# [Dataset entries]
Begin

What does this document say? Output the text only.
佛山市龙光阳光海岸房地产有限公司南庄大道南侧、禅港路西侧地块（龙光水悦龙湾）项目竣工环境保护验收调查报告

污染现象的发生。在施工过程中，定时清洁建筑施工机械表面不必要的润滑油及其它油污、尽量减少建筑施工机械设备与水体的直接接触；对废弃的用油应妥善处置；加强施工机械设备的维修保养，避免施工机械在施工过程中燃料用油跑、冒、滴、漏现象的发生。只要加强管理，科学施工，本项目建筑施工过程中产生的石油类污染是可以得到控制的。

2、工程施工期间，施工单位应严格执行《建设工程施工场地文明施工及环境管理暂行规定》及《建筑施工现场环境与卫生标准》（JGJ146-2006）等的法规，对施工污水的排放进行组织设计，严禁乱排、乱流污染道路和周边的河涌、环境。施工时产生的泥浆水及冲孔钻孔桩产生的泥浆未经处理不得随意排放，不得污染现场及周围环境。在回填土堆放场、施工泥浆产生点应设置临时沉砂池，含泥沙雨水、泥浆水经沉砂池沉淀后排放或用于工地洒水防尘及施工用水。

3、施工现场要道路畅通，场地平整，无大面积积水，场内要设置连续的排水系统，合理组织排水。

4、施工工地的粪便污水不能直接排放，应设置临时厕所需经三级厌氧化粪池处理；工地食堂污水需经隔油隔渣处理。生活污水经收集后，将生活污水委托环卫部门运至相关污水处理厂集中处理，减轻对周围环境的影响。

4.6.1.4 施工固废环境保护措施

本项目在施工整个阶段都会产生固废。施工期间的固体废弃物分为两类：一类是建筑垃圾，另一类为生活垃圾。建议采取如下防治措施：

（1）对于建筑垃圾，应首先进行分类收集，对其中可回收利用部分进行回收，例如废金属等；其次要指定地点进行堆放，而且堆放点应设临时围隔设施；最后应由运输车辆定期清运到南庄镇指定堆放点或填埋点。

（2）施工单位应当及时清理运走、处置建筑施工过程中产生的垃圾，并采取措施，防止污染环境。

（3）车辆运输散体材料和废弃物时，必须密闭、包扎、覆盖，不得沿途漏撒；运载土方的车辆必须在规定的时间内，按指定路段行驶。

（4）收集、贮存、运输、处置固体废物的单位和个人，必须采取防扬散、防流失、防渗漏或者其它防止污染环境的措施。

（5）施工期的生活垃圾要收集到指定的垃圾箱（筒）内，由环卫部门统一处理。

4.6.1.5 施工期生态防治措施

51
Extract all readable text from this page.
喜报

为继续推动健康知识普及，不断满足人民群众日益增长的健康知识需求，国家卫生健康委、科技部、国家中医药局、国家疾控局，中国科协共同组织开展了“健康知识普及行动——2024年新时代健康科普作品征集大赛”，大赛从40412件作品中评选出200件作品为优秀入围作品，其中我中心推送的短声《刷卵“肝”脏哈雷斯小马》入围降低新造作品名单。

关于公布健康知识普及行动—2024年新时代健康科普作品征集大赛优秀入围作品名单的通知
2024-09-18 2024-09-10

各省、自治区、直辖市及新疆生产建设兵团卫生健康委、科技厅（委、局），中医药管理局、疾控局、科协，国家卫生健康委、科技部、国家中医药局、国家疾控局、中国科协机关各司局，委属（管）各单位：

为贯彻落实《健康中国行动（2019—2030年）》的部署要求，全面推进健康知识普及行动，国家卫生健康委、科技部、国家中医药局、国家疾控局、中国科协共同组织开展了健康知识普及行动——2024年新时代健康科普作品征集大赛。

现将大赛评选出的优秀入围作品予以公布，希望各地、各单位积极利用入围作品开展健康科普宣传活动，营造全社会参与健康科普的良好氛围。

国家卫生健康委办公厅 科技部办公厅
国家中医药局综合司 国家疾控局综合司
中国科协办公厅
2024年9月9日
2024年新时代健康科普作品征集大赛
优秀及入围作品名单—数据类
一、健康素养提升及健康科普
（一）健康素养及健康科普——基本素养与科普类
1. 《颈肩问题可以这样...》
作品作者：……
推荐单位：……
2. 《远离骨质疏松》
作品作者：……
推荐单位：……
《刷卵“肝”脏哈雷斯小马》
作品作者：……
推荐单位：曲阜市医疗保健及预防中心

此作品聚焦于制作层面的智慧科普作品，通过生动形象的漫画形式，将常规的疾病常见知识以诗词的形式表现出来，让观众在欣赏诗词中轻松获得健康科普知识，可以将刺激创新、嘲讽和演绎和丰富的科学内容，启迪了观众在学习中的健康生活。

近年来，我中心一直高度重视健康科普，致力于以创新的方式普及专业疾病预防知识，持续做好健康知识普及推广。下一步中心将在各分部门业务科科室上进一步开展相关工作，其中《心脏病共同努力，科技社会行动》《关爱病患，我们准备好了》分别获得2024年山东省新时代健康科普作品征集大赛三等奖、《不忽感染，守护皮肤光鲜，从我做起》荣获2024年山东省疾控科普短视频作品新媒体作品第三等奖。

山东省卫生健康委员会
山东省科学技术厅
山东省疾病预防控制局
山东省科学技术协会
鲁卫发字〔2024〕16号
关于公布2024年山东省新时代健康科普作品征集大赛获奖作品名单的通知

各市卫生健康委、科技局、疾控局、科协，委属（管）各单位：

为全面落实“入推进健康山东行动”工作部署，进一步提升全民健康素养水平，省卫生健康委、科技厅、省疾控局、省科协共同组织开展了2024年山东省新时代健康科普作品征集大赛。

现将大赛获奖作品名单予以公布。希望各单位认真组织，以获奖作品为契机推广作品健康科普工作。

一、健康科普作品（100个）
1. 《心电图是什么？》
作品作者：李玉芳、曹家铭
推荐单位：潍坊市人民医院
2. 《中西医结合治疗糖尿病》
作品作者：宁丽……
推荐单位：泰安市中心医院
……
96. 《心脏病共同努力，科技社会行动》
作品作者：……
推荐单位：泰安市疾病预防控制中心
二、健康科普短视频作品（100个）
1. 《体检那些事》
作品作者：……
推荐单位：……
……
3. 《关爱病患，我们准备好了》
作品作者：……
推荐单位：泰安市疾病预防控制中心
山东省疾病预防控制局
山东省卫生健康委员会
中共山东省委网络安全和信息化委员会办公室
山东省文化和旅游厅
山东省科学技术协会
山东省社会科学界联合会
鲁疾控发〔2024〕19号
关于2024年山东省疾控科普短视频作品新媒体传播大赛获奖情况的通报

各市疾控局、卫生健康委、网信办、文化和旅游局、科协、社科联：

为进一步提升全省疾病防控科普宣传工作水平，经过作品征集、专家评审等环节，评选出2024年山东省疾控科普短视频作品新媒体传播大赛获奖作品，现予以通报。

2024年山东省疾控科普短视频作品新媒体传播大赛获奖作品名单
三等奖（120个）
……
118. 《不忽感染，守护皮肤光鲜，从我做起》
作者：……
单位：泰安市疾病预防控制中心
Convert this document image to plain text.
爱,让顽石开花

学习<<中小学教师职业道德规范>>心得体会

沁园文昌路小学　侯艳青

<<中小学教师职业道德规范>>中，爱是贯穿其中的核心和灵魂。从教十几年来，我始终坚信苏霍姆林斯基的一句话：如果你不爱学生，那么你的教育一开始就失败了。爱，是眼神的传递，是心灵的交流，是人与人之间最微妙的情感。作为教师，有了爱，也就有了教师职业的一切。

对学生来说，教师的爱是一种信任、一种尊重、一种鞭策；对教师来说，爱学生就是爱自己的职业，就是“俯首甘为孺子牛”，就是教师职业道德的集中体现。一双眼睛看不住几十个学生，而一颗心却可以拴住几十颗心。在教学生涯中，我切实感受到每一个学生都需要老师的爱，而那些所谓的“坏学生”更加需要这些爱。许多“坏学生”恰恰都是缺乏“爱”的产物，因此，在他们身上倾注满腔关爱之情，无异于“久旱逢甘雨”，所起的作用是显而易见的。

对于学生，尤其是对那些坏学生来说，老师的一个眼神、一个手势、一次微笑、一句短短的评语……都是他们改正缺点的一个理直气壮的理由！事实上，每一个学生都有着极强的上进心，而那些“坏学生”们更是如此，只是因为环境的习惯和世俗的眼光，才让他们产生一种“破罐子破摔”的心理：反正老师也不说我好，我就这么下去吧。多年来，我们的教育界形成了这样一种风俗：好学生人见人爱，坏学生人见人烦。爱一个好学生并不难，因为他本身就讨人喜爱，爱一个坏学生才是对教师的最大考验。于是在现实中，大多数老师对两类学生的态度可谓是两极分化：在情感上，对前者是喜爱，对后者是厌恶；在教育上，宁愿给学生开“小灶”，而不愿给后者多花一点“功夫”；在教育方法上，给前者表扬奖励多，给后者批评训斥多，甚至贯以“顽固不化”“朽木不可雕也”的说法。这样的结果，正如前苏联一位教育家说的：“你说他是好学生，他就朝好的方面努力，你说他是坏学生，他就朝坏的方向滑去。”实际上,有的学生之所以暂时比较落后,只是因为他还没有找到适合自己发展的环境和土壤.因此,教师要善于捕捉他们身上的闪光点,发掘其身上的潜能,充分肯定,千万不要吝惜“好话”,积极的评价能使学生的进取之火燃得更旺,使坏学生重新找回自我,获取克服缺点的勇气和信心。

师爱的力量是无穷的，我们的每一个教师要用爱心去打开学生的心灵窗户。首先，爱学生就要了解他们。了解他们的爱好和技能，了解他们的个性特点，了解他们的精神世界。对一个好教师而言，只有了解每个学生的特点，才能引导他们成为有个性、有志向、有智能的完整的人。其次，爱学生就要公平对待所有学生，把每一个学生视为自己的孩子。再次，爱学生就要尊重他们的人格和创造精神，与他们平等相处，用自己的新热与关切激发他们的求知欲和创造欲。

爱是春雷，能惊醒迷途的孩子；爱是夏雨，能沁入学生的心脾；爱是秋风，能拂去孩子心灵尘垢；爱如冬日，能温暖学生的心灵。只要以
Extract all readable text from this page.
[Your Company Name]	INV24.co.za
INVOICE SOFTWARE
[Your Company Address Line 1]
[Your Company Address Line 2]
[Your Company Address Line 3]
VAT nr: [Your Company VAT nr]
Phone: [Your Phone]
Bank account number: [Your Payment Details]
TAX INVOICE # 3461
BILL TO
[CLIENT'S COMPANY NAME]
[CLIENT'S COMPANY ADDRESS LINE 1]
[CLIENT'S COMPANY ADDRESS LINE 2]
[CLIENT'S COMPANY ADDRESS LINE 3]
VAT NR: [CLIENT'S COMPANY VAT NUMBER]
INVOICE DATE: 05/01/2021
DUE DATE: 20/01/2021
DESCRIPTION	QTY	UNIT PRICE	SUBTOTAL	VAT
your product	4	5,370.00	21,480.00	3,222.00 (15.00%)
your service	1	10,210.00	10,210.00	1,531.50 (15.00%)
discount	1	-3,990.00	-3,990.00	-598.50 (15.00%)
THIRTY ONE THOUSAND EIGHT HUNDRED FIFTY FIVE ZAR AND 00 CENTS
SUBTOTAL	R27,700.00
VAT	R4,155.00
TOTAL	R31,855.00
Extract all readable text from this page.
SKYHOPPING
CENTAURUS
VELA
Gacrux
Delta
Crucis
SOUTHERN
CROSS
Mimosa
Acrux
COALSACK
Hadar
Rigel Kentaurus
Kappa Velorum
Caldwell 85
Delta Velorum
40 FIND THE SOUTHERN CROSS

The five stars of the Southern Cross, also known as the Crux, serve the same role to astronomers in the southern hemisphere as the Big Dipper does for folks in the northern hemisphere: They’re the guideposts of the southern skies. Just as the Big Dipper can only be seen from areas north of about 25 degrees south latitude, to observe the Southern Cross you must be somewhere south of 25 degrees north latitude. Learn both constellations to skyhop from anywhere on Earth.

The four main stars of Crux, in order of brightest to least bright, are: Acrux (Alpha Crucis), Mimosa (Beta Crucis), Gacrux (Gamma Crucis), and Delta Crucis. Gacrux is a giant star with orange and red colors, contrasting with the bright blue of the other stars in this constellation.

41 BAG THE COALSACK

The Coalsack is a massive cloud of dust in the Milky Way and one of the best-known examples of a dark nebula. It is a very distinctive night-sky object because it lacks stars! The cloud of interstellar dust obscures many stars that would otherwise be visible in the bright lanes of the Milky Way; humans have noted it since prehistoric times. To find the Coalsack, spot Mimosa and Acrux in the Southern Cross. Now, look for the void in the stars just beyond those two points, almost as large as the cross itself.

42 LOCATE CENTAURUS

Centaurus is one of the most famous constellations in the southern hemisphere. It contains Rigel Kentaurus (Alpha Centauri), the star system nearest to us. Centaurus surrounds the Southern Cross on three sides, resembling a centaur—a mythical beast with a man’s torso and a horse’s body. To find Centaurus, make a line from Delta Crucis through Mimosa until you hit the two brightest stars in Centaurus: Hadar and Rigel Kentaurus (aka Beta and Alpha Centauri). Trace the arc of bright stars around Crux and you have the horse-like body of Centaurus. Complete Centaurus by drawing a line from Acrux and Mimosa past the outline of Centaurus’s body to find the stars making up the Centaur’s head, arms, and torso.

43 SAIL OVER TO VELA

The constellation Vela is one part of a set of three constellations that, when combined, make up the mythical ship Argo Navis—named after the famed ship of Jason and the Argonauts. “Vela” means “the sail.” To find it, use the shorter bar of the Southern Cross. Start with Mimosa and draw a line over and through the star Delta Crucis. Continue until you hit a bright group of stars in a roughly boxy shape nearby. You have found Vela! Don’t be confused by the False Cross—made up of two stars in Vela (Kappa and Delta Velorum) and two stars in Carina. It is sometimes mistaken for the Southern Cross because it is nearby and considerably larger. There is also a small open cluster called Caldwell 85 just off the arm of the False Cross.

End

# [STATED GOAL]
Scan the material above. Copy each line that holds the word "脏哈雷斯小马".

# [REPLY TO THE TASK]
为继续推动健康知识普及，不断满足人民群众日益增长的健康知识需求，国家卫生健康委、科技部、国家中医药局、国家疾控局，中国科协共同组织开展了“健康知识普及行动——2024年新时代健康科普作品征集大赛”，大赛从40412件作品中评选出200件作品为优秀入围作品，其中我中心推送的短声《刷卵“肝”脏哈雷斯小马》入围降低新造作品名单。
《刷卵“肝”脏哈雷斯小马》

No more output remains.